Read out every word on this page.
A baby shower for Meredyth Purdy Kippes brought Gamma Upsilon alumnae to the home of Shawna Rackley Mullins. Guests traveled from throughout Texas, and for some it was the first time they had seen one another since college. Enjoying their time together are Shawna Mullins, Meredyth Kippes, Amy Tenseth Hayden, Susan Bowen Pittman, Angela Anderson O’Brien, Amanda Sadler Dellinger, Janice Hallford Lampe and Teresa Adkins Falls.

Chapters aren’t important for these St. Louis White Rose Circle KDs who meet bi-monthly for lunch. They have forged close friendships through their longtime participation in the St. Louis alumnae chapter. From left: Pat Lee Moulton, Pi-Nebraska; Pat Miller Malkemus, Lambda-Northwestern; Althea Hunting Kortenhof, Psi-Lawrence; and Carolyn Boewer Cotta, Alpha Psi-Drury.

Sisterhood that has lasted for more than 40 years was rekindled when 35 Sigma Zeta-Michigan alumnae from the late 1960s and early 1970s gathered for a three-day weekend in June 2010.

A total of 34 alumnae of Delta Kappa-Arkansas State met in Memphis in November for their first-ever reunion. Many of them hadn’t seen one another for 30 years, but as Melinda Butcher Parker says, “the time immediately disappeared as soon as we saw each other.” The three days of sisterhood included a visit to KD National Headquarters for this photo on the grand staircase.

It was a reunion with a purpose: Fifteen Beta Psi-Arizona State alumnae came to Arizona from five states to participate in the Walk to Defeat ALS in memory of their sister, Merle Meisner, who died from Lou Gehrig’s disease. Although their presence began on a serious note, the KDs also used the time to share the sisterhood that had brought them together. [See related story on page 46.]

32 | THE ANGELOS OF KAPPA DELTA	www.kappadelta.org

(Short task) Print the whole listing exactly as it is.

(Answer to this problem)
Read out every word on this page.
A baby shower for Meredyth Purdy Kippes brought Gamma Upsilon alumnae to the home of Shawna Rackley Mullins. Guests traveled from throughout Texas, and for some it was the first time they had seen one another since college. Enjoying their time together are Shawna Mullins, Meredyth Kippes, Amy Tenseth Hayden, Susan Bowen Pittman, Angela Anderson O’Brien, Amanda Sadler Dellinger, Janice Hallford Lampe and Teresa Adkins Falls.

Chapters aren’t important for these St. Louis White Rose Circle KDs who meet bi-monthly for lunch. They have forged close friendships through their longtime participation in the St. Louis alumnae chapter. From left: Pat Lee Moulton, Pi-Nebraska; Pat Miller Malkemus, Lambda-Northwestern; Althea Hunting Kortenhof, Psi-Lawrence; and Carolyn Boewer Cotta, Alpha Psi-Drury.

Sisterhood that has lasted for more than 40 years was rekindled when 35 Sigma Zeta-Michigan alumnae from the late 1960s and early 1970s gathered for a three-day weekend in June 2010.

A total of 34 alumnae of Delta Kappa-Arkansas State met in Memphis in November for their first-ever reunion. Many of them hadn’t seen one another for 30 years, but as Melinda Butcher Parker says, “the time immediately disappeared as soon as we saw each other.” The three days of sisterhood included a visit to KD National Headquarters for this photo on the grand staircase.

It was a reunion with a purpose: Fifteen Beta Psi-Arizona State alumnae came to Arizona from five states to participate in the Walk to Defeat ALS in memory of their sister, Merle Meisner, who died from Lou Gehrig’s disease. Although their presence began on a serious note, the KDs also used the time to share the sisterhood that had brought them together. [See related story on page 46.]

32 | THE ANGELOS OF KAPPA DELTA	www.kappadelta.org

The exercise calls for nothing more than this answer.